GOAL OF THE EXERCISE:
Report how many lines in the records hold the string "Введите"; give the number and nothing else.

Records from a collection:
________________________
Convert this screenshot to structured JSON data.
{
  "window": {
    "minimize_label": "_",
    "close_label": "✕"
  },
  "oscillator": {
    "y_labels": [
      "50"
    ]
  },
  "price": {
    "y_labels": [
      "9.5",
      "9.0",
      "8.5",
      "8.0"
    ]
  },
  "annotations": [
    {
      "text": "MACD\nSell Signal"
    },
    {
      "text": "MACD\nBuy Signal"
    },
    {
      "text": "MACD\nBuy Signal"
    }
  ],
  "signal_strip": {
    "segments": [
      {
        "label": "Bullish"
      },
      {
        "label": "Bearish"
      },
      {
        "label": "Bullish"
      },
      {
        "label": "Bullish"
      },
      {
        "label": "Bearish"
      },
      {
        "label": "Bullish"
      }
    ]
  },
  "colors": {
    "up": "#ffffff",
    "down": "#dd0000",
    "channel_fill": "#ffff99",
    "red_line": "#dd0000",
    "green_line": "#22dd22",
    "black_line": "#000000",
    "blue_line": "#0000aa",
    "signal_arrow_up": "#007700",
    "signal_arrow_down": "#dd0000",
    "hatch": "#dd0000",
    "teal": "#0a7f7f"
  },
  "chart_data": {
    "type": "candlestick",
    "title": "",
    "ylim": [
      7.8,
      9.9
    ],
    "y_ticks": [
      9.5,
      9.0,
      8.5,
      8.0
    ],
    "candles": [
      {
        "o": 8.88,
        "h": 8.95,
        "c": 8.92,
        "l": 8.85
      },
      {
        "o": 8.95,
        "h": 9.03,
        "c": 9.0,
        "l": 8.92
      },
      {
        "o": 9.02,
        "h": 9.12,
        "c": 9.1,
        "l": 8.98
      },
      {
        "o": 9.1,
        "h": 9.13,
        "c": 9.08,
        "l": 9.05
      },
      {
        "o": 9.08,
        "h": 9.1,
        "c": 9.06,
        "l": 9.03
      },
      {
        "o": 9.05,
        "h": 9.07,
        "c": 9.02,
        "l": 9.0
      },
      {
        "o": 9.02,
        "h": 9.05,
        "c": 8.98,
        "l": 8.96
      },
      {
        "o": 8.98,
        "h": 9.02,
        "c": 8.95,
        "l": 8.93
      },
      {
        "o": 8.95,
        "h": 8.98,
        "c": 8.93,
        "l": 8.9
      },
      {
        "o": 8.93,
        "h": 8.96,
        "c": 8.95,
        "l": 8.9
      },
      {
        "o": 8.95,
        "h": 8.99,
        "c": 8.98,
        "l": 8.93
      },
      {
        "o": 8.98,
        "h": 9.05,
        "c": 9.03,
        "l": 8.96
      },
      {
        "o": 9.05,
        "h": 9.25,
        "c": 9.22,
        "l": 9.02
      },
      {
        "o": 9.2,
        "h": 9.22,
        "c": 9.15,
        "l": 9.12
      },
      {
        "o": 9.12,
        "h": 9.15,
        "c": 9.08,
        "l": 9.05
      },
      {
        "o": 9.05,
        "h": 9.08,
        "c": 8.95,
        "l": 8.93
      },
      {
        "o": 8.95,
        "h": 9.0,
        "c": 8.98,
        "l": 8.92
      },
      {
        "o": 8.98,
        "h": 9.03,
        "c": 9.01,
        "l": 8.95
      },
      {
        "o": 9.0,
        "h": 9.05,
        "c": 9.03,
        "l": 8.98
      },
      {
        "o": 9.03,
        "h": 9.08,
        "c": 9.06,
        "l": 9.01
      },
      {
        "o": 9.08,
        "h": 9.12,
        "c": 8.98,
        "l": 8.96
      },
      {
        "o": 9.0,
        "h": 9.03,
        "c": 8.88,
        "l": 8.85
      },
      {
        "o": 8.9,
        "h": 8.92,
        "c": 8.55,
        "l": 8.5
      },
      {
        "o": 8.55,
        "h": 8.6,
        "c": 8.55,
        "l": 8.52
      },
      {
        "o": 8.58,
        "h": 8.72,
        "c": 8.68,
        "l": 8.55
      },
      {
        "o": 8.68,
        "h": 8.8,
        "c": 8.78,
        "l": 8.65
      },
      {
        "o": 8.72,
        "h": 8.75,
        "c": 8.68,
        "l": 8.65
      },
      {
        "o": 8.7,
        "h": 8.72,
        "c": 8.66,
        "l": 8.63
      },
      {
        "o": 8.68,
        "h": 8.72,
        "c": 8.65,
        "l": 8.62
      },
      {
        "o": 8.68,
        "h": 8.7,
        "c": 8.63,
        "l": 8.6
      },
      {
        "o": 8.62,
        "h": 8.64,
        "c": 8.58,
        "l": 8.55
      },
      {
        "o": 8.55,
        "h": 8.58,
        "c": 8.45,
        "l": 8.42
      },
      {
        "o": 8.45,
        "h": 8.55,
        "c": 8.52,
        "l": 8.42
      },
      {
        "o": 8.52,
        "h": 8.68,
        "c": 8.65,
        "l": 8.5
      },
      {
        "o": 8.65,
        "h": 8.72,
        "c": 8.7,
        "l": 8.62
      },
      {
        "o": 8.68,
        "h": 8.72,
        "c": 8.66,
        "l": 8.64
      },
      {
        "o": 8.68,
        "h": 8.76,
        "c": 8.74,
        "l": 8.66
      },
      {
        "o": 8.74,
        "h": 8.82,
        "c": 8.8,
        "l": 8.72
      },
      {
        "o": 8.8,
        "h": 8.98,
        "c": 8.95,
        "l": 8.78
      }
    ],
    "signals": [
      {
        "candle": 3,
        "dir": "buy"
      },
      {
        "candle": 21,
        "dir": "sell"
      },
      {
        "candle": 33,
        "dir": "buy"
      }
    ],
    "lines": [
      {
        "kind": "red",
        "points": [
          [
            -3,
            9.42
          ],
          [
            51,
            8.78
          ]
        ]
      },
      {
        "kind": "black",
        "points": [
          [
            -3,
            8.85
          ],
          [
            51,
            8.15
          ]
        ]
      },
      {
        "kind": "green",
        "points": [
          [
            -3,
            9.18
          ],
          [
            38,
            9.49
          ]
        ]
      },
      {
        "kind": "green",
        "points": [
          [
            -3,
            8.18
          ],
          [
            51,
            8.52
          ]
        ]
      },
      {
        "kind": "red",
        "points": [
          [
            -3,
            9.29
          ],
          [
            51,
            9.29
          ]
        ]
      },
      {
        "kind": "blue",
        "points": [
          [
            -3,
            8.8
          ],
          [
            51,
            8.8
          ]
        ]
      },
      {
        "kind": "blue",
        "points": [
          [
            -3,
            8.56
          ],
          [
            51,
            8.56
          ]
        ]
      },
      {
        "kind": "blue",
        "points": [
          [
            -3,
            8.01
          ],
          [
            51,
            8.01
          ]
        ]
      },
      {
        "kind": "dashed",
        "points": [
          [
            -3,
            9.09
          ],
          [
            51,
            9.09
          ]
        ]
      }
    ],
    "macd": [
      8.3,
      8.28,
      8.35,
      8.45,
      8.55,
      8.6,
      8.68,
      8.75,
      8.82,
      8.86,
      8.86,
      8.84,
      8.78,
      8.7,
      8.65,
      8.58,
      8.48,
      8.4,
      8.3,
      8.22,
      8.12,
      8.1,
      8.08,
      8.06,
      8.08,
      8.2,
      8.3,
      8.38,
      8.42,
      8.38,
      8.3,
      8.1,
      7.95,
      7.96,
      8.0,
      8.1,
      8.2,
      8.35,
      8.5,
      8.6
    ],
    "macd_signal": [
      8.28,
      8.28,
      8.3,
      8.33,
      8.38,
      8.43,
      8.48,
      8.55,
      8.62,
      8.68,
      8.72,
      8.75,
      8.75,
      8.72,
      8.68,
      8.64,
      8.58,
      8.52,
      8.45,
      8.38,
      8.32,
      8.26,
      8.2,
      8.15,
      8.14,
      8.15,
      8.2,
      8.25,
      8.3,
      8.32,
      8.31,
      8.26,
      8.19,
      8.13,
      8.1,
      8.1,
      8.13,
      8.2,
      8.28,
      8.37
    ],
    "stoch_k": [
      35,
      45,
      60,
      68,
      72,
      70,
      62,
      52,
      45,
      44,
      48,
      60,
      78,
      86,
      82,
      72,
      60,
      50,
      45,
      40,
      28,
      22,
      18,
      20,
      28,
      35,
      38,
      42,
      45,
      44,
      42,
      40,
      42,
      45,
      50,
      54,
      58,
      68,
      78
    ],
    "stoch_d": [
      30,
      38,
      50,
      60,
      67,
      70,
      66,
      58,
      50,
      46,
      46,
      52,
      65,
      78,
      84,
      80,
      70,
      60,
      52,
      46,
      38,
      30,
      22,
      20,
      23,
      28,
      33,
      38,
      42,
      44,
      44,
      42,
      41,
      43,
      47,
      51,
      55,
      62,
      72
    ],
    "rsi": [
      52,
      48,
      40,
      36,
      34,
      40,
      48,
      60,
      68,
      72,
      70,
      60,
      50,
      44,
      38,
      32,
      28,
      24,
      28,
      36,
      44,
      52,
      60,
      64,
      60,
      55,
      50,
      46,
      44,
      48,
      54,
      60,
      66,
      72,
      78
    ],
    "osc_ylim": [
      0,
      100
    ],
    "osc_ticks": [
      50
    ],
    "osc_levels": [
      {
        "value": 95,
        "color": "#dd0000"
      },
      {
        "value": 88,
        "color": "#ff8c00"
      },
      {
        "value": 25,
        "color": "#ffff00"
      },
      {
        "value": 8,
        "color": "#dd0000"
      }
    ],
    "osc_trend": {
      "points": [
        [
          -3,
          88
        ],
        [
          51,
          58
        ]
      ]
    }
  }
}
________________________
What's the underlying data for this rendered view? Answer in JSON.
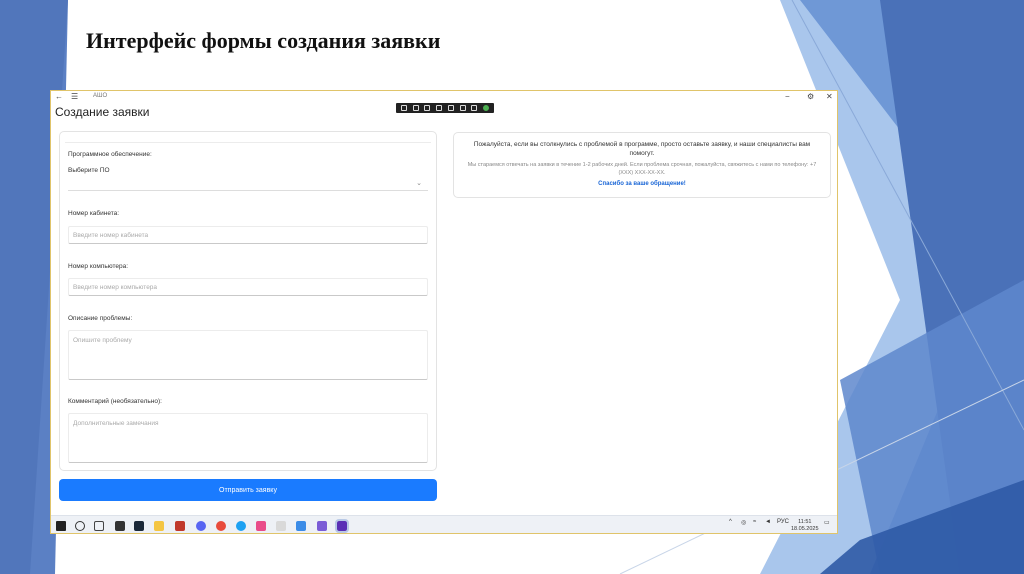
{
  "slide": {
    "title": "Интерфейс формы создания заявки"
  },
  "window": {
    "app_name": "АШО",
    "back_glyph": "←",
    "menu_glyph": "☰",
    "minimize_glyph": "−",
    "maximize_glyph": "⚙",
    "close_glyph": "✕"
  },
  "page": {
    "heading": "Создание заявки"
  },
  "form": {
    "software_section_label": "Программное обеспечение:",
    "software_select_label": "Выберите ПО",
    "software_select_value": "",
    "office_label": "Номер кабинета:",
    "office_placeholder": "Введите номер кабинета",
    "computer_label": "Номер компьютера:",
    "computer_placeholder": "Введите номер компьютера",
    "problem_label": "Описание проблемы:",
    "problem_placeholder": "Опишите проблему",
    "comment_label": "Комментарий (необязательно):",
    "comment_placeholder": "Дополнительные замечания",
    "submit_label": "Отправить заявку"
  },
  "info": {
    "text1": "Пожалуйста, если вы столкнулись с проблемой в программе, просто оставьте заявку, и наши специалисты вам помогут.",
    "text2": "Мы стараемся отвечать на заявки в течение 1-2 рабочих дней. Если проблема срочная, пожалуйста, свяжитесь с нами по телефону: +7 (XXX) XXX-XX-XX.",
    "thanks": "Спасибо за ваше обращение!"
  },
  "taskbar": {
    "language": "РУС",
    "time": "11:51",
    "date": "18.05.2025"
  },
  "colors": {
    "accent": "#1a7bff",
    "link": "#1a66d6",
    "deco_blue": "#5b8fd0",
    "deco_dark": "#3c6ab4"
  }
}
________________________
EXPECTED OUTPUT:
2